• TASK REQUIREMENTS
Filter the data below for the string "this" and copy each matching line.

───── THE INPUT

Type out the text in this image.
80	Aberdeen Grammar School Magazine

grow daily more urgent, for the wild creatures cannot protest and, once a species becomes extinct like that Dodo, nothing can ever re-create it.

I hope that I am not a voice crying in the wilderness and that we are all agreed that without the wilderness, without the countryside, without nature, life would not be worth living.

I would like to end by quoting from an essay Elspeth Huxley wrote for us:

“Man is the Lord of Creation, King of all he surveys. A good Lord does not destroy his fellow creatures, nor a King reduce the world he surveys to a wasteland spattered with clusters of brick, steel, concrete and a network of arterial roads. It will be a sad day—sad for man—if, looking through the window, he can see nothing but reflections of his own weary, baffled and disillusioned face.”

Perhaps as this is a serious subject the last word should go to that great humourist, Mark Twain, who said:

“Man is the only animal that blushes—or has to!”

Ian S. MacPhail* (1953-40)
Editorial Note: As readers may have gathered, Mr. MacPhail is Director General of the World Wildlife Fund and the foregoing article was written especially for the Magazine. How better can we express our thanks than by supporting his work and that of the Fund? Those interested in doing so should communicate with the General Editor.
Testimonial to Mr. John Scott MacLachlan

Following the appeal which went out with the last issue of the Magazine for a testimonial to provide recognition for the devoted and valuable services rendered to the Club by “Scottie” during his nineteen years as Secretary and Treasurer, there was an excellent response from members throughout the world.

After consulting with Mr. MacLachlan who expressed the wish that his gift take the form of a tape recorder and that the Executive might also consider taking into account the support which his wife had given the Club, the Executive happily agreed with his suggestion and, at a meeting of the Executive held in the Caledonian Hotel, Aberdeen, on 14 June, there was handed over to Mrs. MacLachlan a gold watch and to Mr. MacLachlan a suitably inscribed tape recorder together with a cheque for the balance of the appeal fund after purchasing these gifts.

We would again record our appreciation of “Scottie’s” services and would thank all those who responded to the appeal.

──────────

• ANSWER IN FULL
Type out the text in this image.
Perhaps as this is a serious subject the last word should go to that great humourist, Mark Twain, who said:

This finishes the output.